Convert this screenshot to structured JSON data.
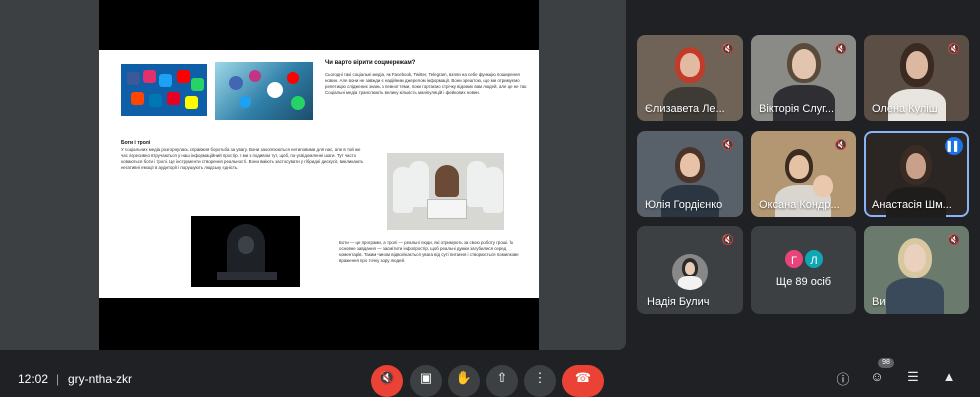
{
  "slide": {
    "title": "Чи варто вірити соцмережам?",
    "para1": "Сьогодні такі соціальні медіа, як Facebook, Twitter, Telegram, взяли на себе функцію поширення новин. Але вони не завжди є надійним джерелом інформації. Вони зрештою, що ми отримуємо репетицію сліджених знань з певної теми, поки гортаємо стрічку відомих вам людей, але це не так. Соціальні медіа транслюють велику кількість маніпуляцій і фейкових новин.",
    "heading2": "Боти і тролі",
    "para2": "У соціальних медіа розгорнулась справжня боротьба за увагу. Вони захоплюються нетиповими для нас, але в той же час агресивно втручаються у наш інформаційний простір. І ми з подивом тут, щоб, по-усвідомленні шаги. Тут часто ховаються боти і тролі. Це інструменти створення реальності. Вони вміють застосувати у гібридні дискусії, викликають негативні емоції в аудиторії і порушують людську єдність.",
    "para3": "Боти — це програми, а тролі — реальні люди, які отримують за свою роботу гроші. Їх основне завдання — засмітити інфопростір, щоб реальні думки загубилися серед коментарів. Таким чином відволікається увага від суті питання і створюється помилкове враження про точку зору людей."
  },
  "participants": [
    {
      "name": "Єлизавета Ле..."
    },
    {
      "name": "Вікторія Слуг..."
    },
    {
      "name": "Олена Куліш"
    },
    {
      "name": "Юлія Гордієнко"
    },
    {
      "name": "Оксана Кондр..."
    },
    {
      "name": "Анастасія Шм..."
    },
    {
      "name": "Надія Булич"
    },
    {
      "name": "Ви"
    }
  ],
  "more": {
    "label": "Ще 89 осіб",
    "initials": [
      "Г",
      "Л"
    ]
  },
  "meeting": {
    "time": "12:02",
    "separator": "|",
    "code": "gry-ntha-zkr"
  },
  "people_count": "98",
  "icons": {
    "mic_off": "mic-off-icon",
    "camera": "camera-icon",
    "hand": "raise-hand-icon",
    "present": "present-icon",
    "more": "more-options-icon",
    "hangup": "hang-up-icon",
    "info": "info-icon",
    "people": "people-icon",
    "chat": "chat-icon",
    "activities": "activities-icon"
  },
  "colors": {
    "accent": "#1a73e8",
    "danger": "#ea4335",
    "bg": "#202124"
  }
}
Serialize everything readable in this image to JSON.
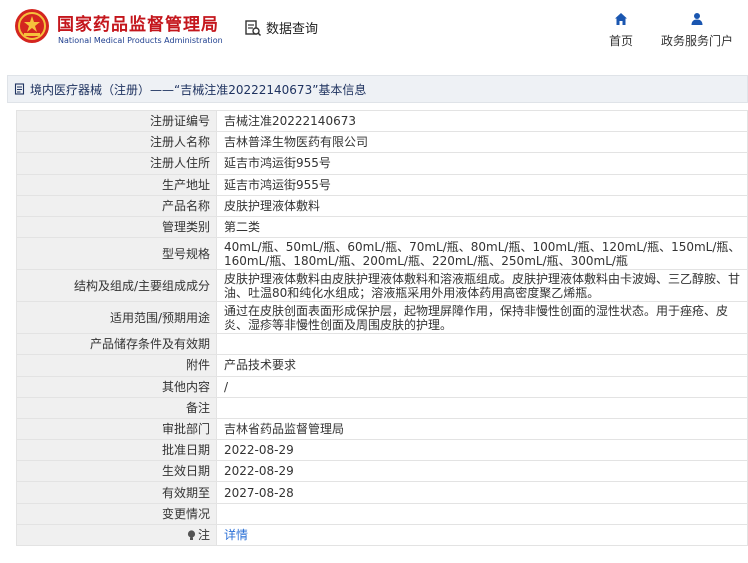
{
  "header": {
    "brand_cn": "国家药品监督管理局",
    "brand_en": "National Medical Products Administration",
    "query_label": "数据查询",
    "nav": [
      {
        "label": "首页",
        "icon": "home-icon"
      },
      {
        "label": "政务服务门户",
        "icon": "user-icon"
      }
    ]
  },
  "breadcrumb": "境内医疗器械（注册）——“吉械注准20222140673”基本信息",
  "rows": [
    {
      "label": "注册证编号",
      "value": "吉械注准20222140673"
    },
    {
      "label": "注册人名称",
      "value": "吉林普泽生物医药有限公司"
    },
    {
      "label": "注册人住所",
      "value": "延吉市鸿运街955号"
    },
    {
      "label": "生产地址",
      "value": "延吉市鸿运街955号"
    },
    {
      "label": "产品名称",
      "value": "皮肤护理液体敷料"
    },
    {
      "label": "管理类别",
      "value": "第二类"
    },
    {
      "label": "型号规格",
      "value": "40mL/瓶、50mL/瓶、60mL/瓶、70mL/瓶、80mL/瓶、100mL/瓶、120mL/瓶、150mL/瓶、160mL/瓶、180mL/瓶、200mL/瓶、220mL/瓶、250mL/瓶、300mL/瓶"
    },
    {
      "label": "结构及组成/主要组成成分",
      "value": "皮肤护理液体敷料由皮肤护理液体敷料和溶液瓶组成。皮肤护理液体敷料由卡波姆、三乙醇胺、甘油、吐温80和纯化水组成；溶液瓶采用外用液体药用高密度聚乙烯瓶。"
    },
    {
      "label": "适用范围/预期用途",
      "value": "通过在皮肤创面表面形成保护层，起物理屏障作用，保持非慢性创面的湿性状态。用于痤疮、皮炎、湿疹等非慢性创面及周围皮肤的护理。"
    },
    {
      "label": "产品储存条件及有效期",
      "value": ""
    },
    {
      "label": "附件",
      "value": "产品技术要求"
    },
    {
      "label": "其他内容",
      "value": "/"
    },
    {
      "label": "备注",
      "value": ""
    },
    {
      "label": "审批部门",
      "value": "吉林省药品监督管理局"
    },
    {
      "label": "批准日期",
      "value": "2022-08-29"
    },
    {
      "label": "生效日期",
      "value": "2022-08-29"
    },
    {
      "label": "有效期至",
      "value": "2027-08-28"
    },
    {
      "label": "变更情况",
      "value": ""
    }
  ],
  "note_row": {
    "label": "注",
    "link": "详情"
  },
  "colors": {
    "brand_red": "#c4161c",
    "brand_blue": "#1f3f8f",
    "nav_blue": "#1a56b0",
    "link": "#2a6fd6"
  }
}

:::::

### Task requirements
Repeat each entry above word for word, leaving every picture out.

### The output
Convert this screenshot to structured JSON data.
{
  "slide": {
    "title": "Чи варто вірити соцмережам?",
    "para1": "Сьогодні такі соціальні медіа, як Facebook, Twitter, Telegram, взяли на себе функцію поширення новин. Але вони не завжди є надійним джерелом інформації. Вони зрештою, що ми отримуємо репетицію сліджених знань з певної теми, поки гортаємо стрічку відомих вам людей, але це не так. Соціальні медіа транслюють велику кількість маніпуляцій і фейкових новин.",
    "heading2": "Боти і тролі",
    "para2": "У соціальних медіа розгорнулась справжня боротьба за увагу. Вони захоплюються нетиповими для нас, але в той же час агресивно втручаються у наш інформаційний простір. І ми з подивом тут, щоб, по-усвідомленні шаги. Тут часто ховаються боти і тролі. Це інструменти створення реальності. Вони вміють застосувати у гібридні дискусії, викликають негативні емоції в аудиторії і порушують людську єдність.",
    "para3": "Боти — це програми, а тролі — реальні люди, які отримують за свою роботу гроші. Їх основне завдання — засмітити інфопростір, щоб реальні думки загубилися серед коментарів. Таким чином відволікається увага від суті питання і створюється помилкове враження про точку зору людей."
  },
  "participants": [
    {
      "name": "Єлизавета Ле..."
    },
    {
      "name": "Вікторія Слуг..."
    },
    {
      "name": "Олена Куліш"
    },
    {
      "name": "Юлія Гордієнко"
    },
    {
      "name": "Оксана Кондр..."
    },
    {
      "name": "Анастасія Шм..."
    },
    {
      "name": "Надія Булич"
    },
    {
      "name": "Ви"
    }
  ],
  "more": {
    "label": "Ще 89 осіб",
    "initials": [
      "Г",
      "Л"
    ]
  },
  "meeting": {
    "time": "12:02",
    "separator": "|",
    "code": "gry-ntha-zkr"
  },
  "people_count": "98",
  "icons": {
    "mic_off": "mic-off-icon",
    "camera": "camera-icon",
    "hand": "raise-hand-icon",
    "present": "present-icon",
    "more": "more-options-icon",
    "hangup": "hang-up-icon",
    "info": "info-icon",
    "people": "people-icon",
    "chat": "chat-icon",
    "activities": "activities-icon"
  },
  "colors": {
    "accent": "#1a73e8",
    "danger": "#ea4335",
    "bg": "#202124"
  }
}
Serialize everything readable in this image to JSON.
{
  "header": {
    "brand_cn": "国家药品监督管理局",
    "brand_en": "National Medical Products Administration",
    "query_label": "数据查询",
    "nav": [
      {
        "label": "首页",
        "icon": "home-icon"
      },
      {
        "label": "政务服务门户",
        "icon": "user-icon"
      }
    ]
  },
  "breadcrumb": "境内医疗器械（注册）——“吉械注准20222140673”基本信息",
  "rows": [
    {
      "label": "注册证编号",
      "value": "吉械注准20222140673"
    },
    {
      "label": "注册人名称",
      "value": "吉林普泽生物医药有限公司"
    },
    {
      "label": "注册人住所",
      "value": "延吉市鸿运街955号"
    },
    {
      "label": "生产地址",
      "value": "延吉市鸿运街955号"
    },
    {
      "label": "产品名称",
      "value": "皮肤护理液体敷料"
    },
    {
      "label": "管理类别",
      "value": "第二类"
    },
    {
      "label": "型号规格",
      "value": "40mL/瓶、50mL/瓶、60mL/瓶、70mL/瓶、80mL/瓶、100mL/瓶、120mL/瓶、150mL/瓶、160mL/瓶、180mL/瓶、200mL/瓶、220mL/瓶、250mL/瓶、300mL/瓶"
    },
    {
      "label": "结构及组成/主要组成成分",
      "value": "皮肤护理液体敷料由皮肤护理液体敷料和溶液瓶组成。皮肤护理液体敷料由卡波姆、三乙醇胺、甘油、吐温80和纯化水组成；溶液瓶采用外用液体药用高密度聚乙烯瓶。"
    },
    {
      "label": "适用范围/预期用途",
      "value": "通过在皮肤创面表面形成保护层，起物理屏障作用，保持非慢性创面的湿性状态。用于痤疮、皮炎、湿疹等非慢性创面及周围皮肤的护理。"
    },
    {
      "label": "产品储存条件及有效期",
      "value": ""
    },
    {
      "label": "附件",
      "value": "产品技术要求"
    },
    {
      "label": "其他内容",
      "value": "/"
    },
    {
      "label": "备注",
      "value": ""
    },
    {
      "label": "审批部门",
      "value": "吉林省药品监督管理局"
    },
    {
      "label": "批准日期",
      "value": "2022-08-29"
    },
    {
      "label": "生效日期",
      "value": "2022-08-29"
    },
    {
      "label": "有效期至",
      "value": "2027-08-28"
    },
    {
      "label": "变更情况",
      "value": ""
    }
  ],
  "note_row": {
    "label": "注",
    "link": "详情"
  },
  "colors": {
    "brand_red": "#c4161c",
    "brand_blue": "#1f3f8f",
    "nav_blue": "#1a56b0",
    "link": "#2a6fd6"
  }
}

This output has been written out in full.